═════ INFORMATION PROVIDED

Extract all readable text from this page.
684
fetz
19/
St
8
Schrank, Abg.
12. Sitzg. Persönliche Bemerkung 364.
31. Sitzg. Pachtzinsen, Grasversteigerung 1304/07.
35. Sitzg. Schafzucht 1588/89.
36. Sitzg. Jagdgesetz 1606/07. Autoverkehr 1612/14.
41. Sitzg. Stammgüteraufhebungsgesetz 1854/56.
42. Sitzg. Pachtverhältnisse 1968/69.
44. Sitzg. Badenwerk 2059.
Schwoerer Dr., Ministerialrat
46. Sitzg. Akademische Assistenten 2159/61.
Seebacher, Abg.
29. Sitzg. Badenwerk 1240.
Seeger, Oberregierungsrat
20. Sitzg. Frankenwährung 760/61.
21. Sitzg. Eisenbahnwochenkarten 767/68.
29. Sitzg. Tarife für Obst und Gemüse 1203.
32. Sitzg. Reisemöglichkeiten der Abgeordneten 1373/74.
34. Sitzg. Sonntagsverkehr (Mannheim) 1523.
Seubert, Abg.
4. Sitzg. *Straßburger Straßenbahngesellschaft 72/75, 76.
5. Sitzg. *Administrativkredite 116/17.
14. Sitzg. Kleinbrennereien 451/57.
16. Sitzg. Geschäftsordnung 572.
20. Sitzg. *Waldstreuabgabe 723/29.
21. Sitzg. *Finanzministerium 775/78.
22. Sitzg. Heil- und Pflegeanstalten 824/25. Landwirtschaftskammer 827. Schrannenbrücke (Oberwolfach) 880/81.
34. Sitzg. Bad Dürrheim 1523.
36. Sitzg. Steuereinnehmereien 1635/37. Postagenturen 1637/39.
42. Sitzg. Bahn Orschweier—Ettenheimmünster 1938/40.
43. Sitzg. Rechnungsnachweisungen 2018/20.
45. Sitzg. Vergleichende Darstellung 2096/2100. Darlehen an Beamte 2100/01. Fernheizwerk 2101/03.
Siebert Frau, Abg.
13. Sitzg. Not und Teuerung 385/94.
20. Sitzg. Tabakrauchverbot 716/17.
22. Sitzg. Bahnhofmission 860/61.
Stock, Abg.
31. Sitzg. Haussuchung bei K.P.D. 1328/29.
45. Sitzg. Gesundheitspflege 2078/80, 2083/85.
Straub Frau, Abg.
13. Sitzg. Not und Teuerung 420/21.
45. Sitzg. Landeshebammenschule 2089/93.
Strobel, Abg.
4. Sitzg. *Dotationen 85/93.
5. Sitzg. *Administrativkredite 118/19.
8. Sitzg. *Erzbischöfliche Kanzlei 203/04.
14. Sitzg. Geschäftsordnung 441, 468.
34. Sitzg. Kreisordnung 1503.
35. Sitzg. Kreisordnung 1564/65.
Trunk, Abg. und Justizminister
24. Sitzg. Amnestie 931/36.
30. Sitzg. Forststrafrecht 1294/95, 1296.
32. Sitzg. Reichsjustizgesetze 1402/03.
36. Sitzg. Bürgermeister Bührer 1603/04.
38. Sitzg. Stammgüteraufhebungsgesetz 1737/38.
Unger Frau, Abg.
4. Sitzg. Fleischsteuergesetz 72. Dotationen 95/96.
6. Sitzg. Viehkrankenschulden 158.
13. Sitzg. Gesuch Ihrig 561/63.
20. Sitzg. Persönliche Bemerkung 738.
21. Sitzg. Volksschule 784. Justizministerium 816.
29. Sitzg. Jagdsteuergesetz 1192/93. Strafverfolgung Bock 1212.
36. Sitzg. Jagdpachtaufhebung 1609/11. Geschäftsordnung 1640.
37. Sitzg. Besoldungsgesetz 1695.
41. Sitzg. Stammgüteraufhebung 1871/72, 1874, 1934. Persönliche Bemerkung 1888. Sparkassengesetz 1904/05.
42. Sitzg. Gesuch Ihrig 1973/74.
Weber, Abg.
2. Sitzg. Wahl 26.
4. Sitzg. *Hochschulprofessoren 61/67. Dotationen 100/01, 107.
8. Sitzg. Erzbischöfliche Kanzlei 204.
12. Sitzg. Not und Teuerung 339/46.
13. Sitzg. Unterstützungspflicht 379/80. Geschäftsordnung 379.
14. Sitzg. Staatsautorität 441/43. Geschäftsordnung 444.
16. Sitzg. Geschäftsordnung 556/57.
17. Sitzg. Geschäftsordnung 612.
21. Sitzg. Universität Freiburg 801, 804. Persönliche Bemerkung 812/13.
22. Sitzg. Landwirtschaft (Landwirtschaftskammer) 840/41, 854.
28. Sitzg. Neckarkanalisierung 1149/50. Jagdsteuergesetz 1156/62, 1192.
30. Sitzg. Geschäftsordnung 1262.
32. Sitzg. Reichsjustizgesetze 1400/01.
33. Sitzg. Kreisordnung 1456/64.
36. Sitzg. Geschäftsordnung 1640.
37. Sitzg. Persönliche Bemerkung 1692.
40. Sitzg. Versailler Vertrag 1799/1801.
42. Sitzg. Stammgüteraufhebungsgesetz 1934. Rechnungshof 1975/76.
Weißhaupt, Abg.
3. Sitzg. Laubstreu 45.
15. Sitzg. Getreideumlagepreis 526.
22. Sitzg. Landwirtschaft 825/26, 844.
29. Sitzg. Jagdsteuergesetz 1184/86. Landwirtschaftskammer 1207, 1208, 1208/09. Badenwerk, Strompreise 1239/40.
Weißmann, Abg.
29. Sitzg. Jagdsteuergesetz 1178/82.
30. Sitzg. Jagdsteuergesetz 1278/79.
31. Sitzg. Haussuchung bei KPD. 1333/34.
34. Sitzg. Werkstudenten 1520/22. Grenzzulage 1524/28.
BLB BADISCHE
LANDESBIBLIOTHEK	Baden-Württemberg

══════════

• DIRECTIVE:
In the entries above, find each line with the word "Haussuchung" and show it.

• ANSWER BELOW:
31. Sitzg. Haussuchung bei K.P.D. 1328/29.
31. Sitzg. Haussuchung bei KPD. 1333/34.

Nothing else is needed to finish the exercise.